Given problem:
Transcribe all the records exactly and omit any images they hold.

[Data items]
============================================================

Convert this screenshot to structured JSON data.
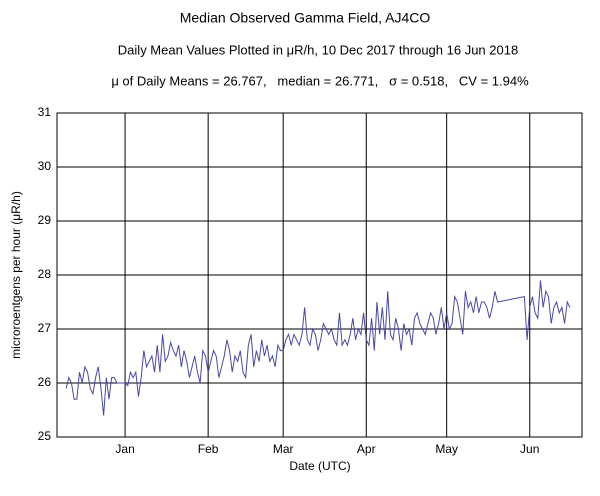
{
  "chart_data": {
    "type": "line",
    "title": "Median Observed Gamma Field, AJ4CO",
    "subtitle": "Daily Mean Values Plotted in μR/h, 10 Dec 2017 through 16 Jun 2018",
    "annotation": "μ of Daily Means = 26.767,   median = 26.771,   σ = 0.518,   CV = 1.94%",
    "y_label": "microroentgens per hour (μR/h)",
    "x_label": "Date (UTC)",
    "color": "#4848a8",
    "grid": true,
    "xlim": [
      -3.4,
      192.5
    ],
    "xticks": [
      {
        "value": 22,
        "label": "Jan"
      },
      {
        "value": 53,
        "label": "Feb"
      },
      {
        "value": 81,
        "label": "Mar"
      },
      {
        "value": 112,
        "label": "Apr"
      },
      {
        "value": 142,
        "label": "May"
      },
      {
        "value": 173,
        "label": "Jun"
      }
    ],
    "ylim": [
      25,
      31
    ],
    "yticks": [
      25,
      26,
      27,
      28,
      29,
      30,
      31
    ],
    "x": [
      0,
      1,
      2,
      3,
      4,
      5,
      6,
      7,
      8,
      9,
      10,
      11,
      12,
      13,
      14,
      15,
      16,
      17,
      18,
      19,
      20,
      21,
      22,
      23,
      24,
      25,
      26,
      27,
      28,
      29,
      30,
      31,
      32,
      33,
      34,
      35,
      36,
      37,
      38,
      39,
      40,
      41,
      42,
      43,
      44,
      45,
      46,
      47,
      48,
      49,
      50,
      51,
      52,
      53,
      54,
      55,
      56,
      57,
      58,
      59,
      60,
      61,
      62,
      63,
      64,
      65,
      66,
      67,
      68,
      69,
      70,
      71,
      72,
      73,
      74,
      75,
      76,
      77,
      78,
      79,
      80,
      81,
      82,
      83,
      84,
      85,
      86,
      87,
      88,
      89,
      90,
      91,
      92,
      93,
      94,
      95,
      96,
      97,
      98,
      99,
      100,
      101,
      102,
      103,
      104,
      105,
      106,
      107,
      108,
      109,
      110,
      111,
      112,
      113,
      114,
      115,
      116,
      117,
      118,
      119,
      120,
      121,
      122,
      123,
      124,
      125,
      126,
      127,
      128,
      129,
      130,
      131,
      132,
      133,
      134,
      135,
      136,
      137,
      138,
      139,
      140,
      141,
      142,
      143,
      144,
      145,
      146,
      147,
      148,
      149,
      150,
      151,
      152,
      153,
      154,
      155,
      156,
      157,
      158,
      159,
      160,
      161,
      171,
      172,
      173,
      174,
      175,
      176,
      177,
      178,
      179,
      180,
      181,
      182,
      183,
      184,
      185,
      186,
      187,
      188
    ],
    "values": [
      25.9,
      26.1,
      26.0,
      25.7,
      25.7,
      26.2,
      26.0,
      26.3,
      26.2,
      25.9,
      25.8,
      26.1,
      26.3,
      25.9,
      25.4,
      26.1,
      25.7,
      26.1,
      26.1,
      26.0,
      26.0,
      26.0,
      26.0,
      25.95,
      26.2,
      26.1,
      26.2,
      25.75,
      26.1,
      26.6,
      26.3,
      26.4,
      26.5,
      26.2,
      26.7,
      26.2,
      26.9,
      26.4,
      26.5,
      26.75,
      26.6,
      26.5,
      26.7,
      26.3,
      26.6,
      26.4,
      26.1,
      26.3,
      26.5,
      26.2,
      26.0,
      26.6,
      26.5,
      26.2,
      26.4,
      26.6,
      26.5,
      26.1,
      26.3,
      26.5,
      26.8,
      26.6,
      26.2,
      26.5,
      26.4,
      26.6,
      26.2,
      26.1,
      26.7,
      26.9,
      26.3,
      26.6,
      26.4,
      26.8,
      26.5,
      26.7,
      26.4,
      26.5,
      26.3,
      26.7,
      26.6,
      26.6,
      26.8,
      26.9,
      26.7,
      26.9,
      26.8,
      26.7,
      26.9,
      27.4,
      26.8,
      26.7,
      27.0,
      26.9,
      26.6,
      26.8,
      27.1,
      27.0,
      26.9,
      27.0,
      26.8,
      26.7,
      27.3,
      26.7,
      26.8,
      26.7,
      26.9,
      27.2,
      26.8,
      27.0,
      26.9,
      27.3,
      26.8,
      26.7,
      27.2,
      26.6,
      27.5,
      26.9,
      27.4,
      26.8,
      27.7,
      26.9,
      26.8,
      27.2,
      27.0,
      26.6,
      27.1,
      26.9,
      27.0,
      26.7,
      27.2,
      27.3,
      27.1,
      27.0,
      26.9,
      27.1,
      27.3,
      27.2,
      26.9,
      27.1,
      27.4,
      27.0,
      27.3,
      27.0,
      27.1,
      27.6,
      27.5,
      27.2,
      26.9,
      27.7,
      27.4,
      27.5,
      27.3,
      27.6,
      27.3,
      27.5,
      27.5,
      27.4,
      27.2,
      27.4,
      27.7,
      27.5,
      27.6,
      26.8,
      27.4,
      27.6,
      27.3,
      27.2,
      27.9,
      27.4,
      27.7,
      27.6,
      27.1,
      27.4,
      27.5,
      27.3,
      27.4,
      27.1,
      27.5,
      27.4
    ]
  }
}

============================================================

Solution for this exercise:
Convert this screenshot to structured JSON data.
{
  "chart_data": {
    "type": "line",
    "title": "Median Observed Gamma Field, AJ4CO",
    "subtitle": "Daily Mean Values Plotted in μR/h, 10 Dec 2017 through 16 Jun 2018",
    "annotation": "μ of Daily Means = 26.767,   median = 26.771,   σ = 0.518,   CV = 1.94%",
    "y_label": "microroentgens per hour (μR/h)",
    "x_label": "Date (UTC)",
    "color": "#4848a8",
    "grid": true,
    "xlim": [
      -3.4,
      192.5
    ],
    "xticks": [
      {
        "value": 22,
        "label": "Jan"
      },
      {
        "value": 53,
        "label": "Feb"
      },
      {
        "value": 81,
        "label": "Mar"
      },
      {
        "value": 112,
        "label": "Apr"
      },
      {
        "value": 142,
        "label": "May"
      },
      {
        "value": 173,
        "label": "Jun"
      }
    ],
    "ylim": [
      25,
      31
    ],
    "yticks": [
      25,
      26,
      27,
      28,
      29,
      30,
      31
    ],
    "x": [
      0,
      1,
      2,
      3,
      4,
      5,
      6,
      7,
      8,
      9,
      10,
      11,
      12,
      13,
      14,
      15,
      16,
      17,
      18,
      19,
      20,
      21,
      22,
      23,
      24,
      25,
      26,
      27,
      28,
      29,
      30,
      31,
      32,
      33,
      34,
      35,
      36,
      37,
      38,
      39,
      40,
      41,
      42,
      43,
      44,
      45,
      46,
      47,
      48,
      49,
      50,
      51,
      52,
      53,
      54,
      55,
      56,
      57,
      58,
      59,
      60,
      61,
      62,
      63,
      64,
      65,
      66,
      67,
      68,
      69,
      70,
      71,
      72,
      73,
      74,
      75,
      76,
      77,
      78,
      79,
      80,
      81,
      82,
      83,
      84,
      85,
      86,
      87,
      88,
      89,
      90,
      91,
      92,
      93,
      94,
      95,
      96,
      97,
      98,
      99,
      100,
      101,
      102,
      103,
      104,
      105,
      106,
      107,
      108,
      109,
      110,
      111,
      112,
      113,
      114,
      115,
      116,
      117,
      118,
      119,
      120,
      121,
      122,
      123,
      124,
      125,
      126,
      127,
      128,
      129,
      130,
      131,
      132,
      133,
      134,
      135,
      136,
      137,
      138,
      139,
      140,
      141,
      142,
      143,
      144,
      145,
      146,
      147,
      148,
      149,
      150,
      151,
      152,
      153,
      154,
      155,
      156,
      157,
      158,
      159,
      160,
      161,
      171,
      172,
      173,
      174,
      175,
      176,
      177,
      178,
      179,
      180,
      181,
      182,
      183,
      184,
      185,
      186,
      187,
      188
    ],
    "values": [
      25.9,
      26.1,
      26.0,
      25.7,
      25.7,
      26.2,
      26.0,
      26.3,
      26.2,
      25.9,
      25.8,
      26.1,
      26.3,
      25.9,
      25.4,
      26.1,
      25.7,
      26.1,
      26.1,
      26.0,
      26.0,
      26.0,
      26.0,
      25.95,
      26.2,
      26.1,
      26.2,
      25.75,
      26.1,
      26.6,
      26.3,
      26.4,
      26.5,
      26.2,
      26.7,
      26.2,
      26.9,
      26.4,
      26.5,
      26.75,
      26.6,
      26.5,
      26.7,
      26.3,
      26.6,
      26.4,
      26.1,
      26.3,
      26.5,
      26.2,
      26.0,
      26.6,
      26.5,
      26.2,
      26.4,
      26.6,
      26.5,
      26.1,
      26.3,
      26.5,
      26.8,
      26.6,
      26.2,
      26.5,
      26.4,
      26.6,
      26.2,
      26.1,
      26.7,
      26.9,
      26.3,
      26.6,
      26.4,
      26.8,
      26.5,
      26.7,
      26.4,
      26.5,
      26.3,
      26.7,
      26.6,
      26.6,
      26.8,
      26.9,
      26.7,
      26.9,
      26.8,
      26.7,
      26.9,
      27.4,
      26.8,
      26.7,
      27.0,
      26.9,
      26.6,
      26.8,
      27.1,
      27.0,
      26.9,
      27.0,
      26.8,
      26.7,
      27.3,
      26.7,
      26.8,
      26.7,
      26.9,
      27.2,
      26.8,
      27.0,
      26.9,
      27.3,
      26.8,
      26.7,
      27.2,
      26.6,
      27.5,
      26.9,
      27.4,
      26.8,
      27.7,
      26.9,
      26.8,
      27.2,
      27.0,
      26.6,
      27.1,
      26.9,
      27.0,
      26.7,
      27.2,
      27.3,
      27.1,
      27.0,
      26.9,
      27.1,
      27.3,
      27.2,
      26.9,
      27.1,
      27.4,
      27.0,
      27.3,
      27.0,
      27.1,
      27.6,
      27.5,
      27.2,
      26.9,
      27.7,
      27.4,
      27.5,
      27.3,
      27.6,
      27.3,
      27.5,
      27.5,
      27.4,
      27.2,
      27.4,
      27.7,
      27.5,
      27.6,
      26.8,
      27.4,
      27.6,
      27.3,
      27.2,
      27.9,
      27.4,
      27.7,
      27.6,
      27.1,
      27.4,
      27.5,
      27.3,
      27.4,
      27.1,
      27.5,
      27.4
    ]
  }
}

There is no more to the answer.